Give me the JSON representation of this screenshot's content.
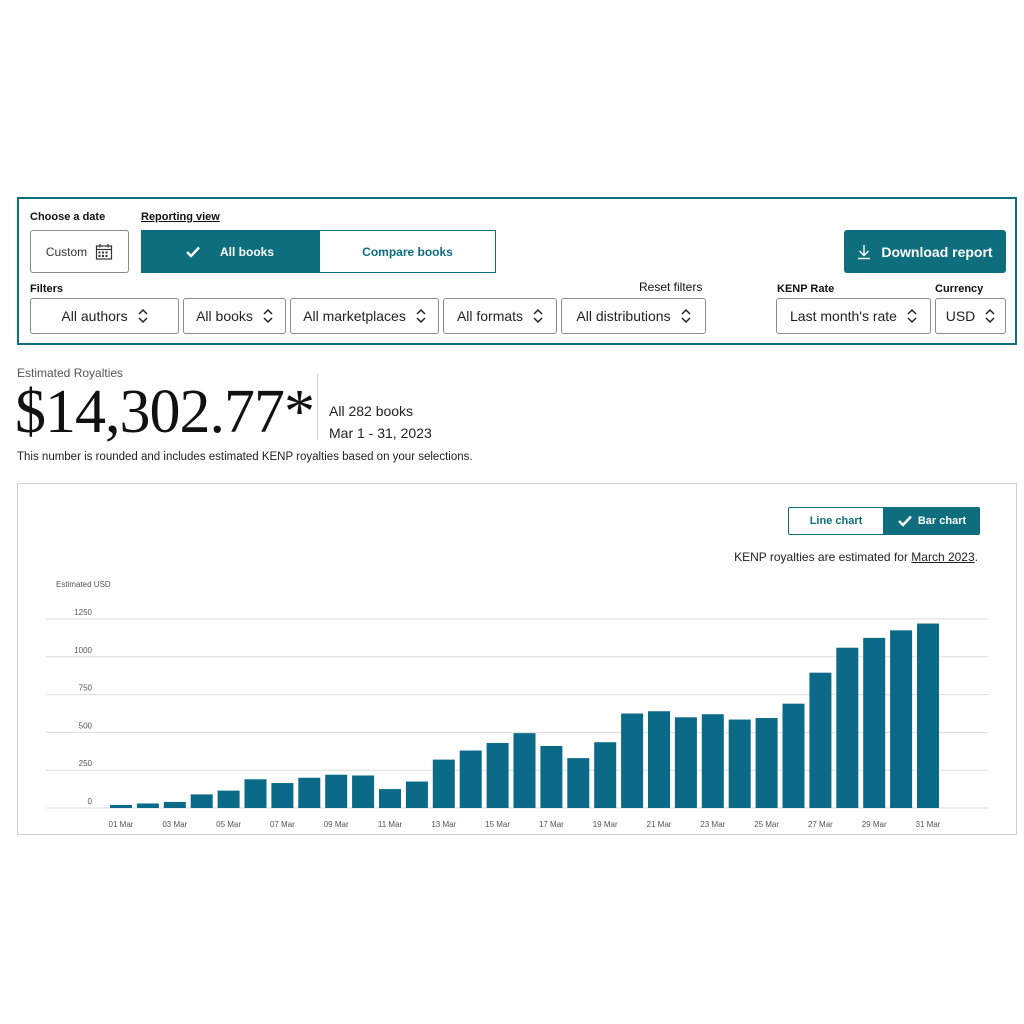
{
  "filters_panel": {
    "date_label": "Choose a date",
    "date_value": "Custom",
    "reporting_view_label": "Reporting view",
    "view_all_books": "All books",
    "view_compare_books": "Compare books",
    "download_label": "Download report",
    "filters_label": "Filters",
    "reset_label": "Reset filters",
    "authors": "All authors",
    "books": "All books",
    "marketplaces": "All marketplaces",
    "formats": "All formats",
    "distributions": "All distributions",
    "kenp_label": "KENP Rate",
    "kenp_value": "Last month's rate",
    "currency_label": "Currency",
    "currency_value": "USD"
  },
  "summary": {
    "label": "Estimated Royalties",
    "amount": "$14,302.77*",
    "books": "All 282 books",
    "range": "Mar 1 - 31, 2023",
    "note": "This number is rounded and includes estimated KENP royalties based on your selections."
  },
  "chart_controls": {
    "line_label": "Line chart",
    "bar_label": "Bar chart",
    "kenp_note_prefix": "KENP royalties are estimated for ",
    "kenp_note_link": "March 2023",
    "kenp_note_suffix": "."
  },
  "colors": {
    "accent": "#0e6e7e",
    "bar": "#0b6a87"
  },
  "chart_data": {
    "type": "bar",
    "ylabel": "Estimated USD",
    "ylim": [
      0,
      1250
    ],
    "yticks": [
      0,
      250,
      500,
      750,
      1000,
      1250
    ],
    "grid": true,
    "categories": [
      "01 Mar",
      "02 Mar",
      "03 Mar",
      "04 Mar",
      "05 Mar",
      "06 Mar",
      "07 Mar",
      "08 Mar",
      "09 Mar",
      "10 Mar",
      "11 Mar",
      "12 Mar",
      "13 Mar",
      "14 Mar",
      "15 Mar",
      "16 Mar",
      "17 Mar",
      "18 Mar",
      "19 Mar",
      "20 Mar",
      "21 Mar",
      "22 Mar",
      "23 Mar",
      "24 Mar",
      "25 Mar",
      "26 Mar",
      "27 Mar",
      "28 Mar",
      "29 Mar",
      "30 Mar",
      "31 Mar"
    ],
    "tick_labels": [
      "01 Mar",
      "03 Mar",
      "05 Mar",
      "07 Mar",
      "09 Mar",
      "11 Mar",
      "13 Mar",
      "15 Mar",
      "17 Mar",
      "19 Mar",
      "21 Mar",
      "23 Mar",
      "25 Mar",
      "27 Mar",
      "29 Mar",
      "31 Mar"
    ],
    "values": [
      20,
      30,
      40,
      90,
      115,
      190,
      165,
      200,
      220,
      215,
      125,
      175,
      320,
      380,
      430,
      495,
      410,
      330,
      435,
      625,
      640,
      600,
      620,
      585,
      595,
      690,
      895,
      1060,
      1125,
      1175,
      1220
    ]
  }
}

• **Aim**:
The required answer is a single number: the count of lines in the entries that hold the string "books".

• **Output for this task**:
4